• Provided material:
>>>

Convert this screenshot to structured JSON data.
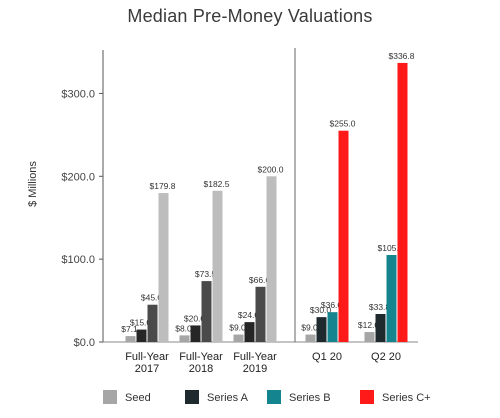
{
  "chart_data": {
    "type": "bar",
    "title": "Median Pre-Money Valuations",
    "ylabel": "$ Millions",
    "xlabel": "",
    "ylim": [
      0,
      350
    ],
    "yticks": [
      0,
      100,
      200,
      300
    ],
    "ytick_labels": [
      "$0.0",
      "$100.0",
      "$200.0",
      "$300.0"
    ],
    "categories": [
      "Full-Year 2017",
      "Full-Year 2018",
      "Full-Year 2019",
      "Q1 20",
      "Q2 20"
    ],
    "category_labels": [
      [
        "Full-Year",
        "2017"
      ],
      [
        "Full-Year",
        "2018"
      ],
      [
        "Full-Year",
        "2019"
      ],
      [
        "Q1 20"
      ],
      [
        "Q2 20"
      ]
    ],
    "divider_after_category": 2,
    "grid": false,
    "legend_position": "bottom",
    "series": [
      {
        "name": "Seed",
        "color": "#a6a6a6",
        "values": [
          7.1,
          8.0,
          9.0,
          9.0,
          12.0
        ],
        "labels": [
          "$7.1",
          "$8.0",
          "$9.0",
          "$9.0",
          "$12.0"
        ]
      },
      {
        "name": "Series A",
        "color": "#1f2a2e",
        "values": [
          15.0,
          20.0,
          24.0,
          30.0,
          33.8
        ],
        "labels": [
          "$15.0",
          "$20.0",
          "$24.0",
          "$30.0",
          "$33.8"
        ]
      },
      {
        "name": "Series B",
        "color": "#14848f",
        "values": [
          45.0,
          73.5,
          66.6,
          36.0,
          105.0
        ],
        "labels": [
          "$45.0",
          "$73.5",
          "$66.6",
          "$36.0",
          "$105.0"
        ]
      },
      {
        "name": "Series C+",
        "color": "#ff1a1a",
        "values": [
          179.8,
          182.5,
          200.0,
          255.0,
          336.8
        ],
        "labels": [
          "$179.8",
          "$182.5",
          "$200.0",
          "$255.0",
          "$336.8"
        ]
      }
    ],
    "series_style_by_category": [
      [
        "#a6a6a6",
        "#262626",
        "#4a4a4a",
        "#bdbdbd"
      ],
      [
        "#a6a6a6",
        "#262626",
        "#4a4a4a",
        "#bdbdbd"
      ],
      [
        "#a6a6a6",
        "#262626",
        "#4a4a4a",
        "#bdbdbd"
      ],
      [
        "#a6a6a6",
        "#1f2a2e",
        "#14848f",
        "#ff1a1a"
      ],
      [
        "#a6a6a6",
        "#1f2a2e",
        "#14848f",
        "#ff1a1a"
      ]
    ]
  }
}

<<<

• Given exercise: List each line holding the string "name".

• Result of the task:
        "name": "Seed",
        "name": "Series A",
        "name": "Series B",
        "name": "Series C+",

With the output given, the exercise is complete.